- **EXERCISE BRIEF**: Every line holding the word "value" counts once. Give the total, nothing more.
>> begin AVAILABLE RECORDS
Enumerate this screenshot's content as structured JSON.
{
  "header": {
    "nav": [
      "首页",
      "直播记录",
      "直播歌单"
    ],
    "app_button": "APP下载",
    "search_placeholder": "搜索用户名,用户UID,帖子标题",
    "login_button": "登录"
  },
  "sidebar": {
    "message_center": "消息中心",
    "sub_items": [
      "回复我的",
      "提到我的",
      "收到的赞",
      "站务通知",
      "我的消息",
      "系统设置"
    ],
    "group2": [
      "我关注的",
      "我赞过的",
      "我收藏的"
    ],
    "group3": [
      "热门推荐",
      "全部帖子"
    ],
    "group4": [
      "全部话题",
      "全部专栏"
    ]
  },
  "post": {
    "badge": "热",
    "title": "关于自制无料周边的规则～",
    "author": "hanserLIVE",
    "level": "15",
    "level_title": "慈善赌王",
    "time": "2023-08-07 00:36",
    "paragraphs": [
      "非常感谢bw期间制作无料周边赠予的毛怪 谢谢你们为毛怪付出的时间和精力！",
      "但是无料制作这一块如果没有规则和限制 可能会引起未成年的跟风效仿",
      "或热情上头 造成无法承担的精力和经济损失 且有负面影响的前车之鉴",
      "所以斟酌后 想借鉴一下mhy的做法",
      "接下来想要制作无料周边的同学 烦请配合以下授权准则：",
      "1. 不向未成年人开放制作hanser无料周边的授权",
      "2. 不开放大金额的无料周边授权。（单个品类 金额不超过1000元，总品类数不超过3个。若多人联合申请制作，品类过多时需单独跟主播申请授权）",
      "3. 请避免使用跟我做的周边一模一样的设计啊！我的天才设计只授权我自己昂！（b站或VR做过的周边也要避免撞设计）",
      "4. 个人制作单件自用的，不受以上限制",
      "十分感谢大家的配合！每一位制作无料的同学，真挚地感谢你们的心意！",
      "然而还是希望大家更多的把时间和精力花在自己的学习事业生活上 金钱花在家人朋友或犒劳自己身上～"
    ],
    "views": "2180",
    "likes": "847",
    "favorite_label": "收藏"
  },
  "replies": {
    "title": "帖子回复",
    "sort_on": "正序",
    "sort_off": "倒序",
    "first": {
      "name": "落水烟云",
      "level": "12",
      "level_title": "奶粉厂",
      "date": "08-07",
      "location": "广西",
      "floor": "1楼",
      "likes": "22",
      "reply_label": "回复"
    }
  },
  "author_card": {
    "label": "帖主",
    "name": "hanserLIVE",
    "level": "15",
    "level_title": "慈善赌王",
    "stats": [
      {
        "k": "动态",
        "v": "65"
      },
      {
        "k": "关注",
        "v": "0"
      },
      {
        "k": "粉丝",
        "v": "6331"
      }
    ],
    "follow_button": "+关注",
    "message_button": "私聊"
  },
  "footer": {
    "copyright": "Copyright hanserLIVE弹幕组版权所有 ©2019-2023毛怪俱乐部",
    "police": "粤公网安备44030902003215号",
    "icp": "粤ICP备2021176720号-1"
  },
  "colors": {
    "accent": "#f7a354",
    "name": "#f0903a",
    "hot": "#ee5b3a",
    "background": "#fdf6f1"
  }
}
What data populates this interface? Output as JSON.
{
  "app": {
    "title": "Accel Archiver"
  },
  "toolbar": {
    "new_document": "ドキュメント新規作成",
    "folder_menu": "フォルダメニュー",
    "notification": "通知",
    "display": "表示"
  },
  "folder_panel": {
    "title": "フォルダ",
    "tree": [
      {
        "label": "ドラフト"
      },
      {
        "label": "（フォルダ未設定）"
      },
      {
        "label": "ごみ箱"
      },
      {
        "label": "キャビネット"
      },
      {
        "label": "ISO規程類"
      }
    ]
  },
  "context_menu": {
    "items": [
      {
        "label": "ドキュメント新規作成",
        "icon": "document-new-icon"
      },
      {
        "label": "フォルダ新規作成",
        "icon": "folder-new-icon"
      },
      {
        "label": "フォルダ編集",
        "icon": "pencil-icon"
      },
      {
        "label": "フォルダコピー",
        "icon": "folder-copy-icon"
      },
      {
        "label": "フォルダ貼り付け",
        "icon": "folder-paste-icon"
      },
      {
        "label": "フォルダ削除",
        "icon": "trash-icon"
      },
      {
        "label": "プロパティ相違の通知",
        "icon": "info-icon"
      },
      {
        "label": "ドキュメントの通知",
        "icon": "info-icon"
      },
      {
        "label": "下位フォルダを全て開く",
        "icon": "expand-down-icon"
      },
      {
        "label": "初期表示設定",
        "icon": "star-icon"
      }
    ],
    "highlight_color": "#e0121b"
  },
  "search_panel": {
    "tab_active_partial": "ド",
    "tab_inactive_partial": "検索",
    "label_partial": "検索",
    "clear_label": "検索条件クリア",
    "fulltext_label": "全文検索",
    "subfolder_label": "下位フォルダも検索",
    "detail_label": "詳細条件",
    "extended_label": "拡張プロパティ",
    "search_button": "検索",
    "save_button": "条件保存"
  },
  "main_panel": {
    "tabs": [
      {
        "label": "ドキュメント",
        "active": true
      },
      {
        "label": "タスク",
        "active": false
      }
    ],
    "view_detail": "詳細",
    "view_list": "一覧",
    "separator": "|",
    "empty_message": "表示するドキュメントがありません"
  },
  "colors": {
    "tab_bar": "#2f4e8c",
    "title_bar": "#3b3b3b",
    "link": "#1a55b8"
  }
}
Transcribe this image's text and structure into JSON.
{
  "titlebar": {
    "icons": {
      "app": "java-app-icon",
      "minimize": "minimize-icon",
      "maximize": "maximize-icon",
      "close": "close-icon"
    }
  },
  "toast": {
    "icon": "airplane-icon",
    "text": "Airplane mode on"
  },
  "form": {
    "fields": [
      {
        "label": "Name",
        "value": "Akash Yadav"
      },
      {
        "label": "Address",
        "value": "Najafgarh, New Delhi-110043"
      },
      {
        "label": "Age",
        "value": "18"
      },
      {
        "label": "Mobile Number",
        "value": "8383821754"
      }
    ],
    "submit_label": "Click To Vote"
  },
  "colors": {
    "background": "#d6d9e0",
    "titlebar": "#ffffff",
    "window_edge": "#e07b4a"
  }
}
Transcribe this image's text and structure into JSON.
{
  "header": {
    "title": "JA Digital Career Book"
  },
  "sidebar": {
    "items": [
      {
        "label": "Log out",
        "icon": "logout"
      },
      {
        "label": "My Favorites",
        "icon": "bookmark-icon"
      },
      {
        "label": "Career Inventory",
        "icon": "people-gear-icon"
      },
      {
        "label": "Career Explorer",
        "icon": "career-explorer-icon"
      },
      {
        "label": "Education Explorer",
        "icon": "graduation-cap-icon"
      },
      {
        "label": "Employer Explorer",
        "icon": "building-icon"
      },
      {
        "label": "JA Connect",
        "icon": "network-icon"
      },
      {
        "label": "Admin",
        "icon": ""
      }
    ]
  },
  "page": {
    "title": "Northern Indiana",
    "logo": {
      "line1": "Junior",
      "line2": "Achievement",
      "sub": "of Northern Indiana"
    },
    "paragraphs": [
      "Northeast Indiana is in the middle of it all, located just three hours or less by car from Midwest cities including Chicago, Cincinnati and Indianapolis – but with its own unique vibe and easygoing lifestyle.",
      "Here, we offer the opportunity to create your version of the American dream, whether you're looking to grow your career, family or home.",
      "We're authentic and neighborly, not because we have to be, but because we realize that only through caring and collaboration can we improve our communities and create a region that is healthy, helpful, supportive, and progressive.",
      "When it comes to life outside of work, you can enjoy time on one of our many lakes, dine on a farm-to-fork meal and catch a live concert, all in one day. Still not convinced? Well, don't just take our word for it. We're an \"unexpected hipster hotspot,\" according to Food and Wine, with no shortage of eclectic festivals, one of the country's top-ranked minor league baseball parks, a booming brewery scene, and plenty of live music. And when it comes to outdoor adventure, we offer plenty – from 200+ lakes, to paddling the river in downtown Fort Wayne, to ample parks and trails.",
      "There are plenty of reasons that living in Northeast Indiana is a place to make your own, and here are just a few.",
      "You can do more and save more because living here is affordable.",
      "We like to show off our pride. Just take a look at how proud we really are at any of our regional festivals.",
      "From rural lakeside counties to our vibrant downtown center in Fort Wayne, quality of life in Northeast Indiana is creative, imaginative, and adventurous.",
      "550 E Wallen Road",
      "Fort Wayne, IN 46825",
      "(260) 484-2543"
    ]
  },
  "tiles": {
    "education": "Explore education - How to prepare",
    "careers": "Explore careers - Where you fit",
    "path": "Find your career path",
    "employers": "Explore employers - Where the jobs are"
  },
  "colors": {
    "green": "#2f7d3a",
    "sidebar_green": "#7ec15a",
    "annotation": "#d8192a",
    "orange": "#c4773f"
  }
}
>> end AVAILABLE RECORDS
- **FINISHED EXERCISE**: 4